* [Data for the task]
★ ★ ★ ★

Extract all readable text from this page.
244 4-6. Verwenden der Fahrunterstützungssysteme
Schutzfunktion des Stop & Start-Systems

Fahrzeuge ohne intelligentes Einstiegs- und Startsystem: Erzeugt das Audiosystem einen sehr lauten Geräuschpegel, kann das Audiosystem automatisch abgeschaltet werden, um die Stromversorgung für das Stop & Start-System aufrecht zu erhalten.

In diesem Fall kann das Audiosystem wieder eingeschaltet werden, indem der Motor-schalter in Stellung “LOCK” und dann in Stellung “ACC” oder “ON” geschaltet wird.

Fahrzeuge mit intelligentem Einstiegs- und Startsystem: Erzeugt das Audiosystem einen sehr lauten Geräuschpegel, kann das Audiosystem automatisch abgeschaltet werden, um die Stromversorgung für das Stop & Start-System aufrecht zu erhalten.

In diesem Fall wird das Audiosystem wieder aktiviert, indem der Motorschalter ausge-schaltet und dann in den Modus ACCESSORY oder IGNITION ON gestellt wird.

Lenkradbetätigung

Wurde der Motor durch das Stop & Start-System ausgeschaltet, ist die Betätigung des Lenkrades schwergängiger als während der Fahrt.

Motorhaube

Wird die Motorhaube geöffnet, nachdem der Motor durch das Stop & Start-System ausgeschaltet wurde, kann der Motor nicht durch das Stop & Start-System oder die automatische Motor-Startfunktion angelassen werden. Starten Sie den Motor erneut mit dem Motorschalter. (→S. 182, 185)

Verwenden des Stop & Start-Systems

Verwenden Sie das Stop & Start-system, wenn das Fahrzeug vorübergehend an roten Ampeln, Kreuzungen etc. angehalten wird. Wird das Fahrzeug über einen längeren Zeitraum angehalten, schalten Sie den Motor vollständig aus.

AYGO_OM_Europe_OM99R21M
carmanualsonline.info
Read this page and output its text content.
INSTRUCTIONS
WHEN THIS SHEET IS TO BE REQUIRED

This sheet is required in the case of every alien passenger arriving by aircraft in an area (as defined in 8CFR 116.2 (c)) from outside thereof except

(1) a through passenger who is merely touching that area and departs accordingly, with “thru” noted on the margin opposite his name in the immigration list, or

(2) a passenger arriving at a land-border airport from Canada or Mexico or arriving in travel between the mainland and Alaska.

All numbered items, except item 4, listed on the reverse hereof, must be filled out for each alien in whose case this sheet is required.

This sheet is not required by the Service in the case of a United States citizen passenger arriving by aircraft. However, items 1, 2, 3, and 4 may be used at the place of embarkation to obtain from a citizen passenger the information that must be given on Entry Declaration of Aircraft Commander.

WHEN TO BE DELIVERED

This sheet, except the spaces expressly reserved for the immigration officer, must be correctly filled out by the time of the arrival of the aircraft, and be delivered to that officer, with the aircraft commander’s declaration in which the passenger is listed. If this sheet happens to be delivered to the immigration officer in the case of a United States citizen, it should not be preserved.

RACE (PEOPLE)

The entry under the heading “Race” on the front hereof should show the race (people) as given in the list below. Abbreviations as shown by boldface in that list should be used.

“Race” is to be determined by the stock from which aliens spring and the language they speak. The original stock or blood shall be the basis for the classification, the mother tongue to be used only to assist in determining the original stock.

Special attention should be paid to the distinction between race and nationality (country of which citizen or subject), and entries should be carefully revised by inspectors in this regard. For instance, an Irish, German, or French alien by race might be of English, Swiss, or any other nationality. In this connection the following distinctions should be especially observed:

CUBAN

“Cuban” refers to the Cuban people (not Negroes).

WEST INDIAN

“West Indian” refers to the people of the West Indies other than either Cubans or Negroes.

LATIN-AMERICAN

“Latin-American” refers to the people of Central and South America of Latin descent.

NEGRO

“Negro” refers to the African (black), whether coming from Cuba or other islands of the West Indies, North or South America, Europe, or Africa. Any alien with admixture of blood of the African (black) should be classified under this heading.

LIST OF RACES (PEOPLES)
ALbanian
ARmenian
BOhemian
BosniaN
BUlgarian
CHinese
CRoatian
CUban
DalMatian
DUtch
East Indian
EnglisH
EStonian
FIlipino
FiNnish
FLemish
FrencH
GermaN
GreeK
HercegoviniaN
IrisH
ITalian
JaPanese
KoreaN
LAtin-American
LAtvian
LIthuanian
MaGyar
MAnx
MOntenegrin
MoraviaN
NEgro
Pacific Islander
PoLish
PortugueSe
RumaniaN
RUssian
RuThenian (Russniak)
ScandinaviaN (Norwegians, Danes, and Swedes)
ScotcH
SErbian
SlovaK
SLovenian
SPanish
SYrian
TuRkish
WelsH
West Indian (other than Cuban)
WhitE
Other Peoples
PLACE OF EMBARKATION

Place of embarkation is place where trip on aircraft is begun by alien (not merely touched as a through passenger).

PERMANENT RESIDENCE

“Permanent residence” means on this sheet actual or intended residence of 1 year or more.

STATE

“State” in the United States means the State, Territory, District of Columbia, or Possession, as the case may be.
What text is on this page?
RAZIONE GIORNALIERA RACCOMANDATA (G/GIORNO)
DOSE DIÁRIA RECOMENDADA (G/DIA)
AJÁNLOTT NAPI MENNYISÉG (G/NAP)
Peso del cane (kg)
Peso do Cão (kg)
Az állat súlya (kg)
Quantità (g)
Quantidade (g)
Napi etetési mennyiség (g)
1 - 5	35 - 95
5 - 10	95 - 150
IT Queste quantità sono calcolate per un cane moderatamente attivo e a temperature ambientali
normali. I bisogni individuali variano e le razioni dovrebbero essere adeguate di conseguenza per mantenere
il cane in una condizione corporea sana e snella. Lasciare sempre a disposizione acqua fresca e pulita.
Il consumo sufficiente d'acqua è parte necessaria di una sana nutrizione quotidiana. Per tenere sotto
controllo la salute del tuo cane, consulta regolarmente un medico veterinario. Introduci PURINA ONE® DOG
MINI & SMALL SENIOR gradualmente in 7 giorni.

★ ★ ★ ★

* [Exercise task] Look over the listing. Pull out every line with the string "used" in it.

* [The answer]
This sheet is not required by the Service in the case of a United States citizen passenger arriving by aircraft. However, items 1, 2, 3, and 4 may be used at the place of embarkation to obtain from a citizen passenger the information that must be given on Entry Declaration of Aircraft Commander.
The entry under the heading “Race” on the front hereof should show the race (people) as given in the list below. Abbreviations as shown by boldface in that list should be used.
“Race” is to be determined by the stock from which aliens spring and the language they speak. The original stock or blood shall be the basis for the classification, the mother tongue to be used only to assist in determining the original stock.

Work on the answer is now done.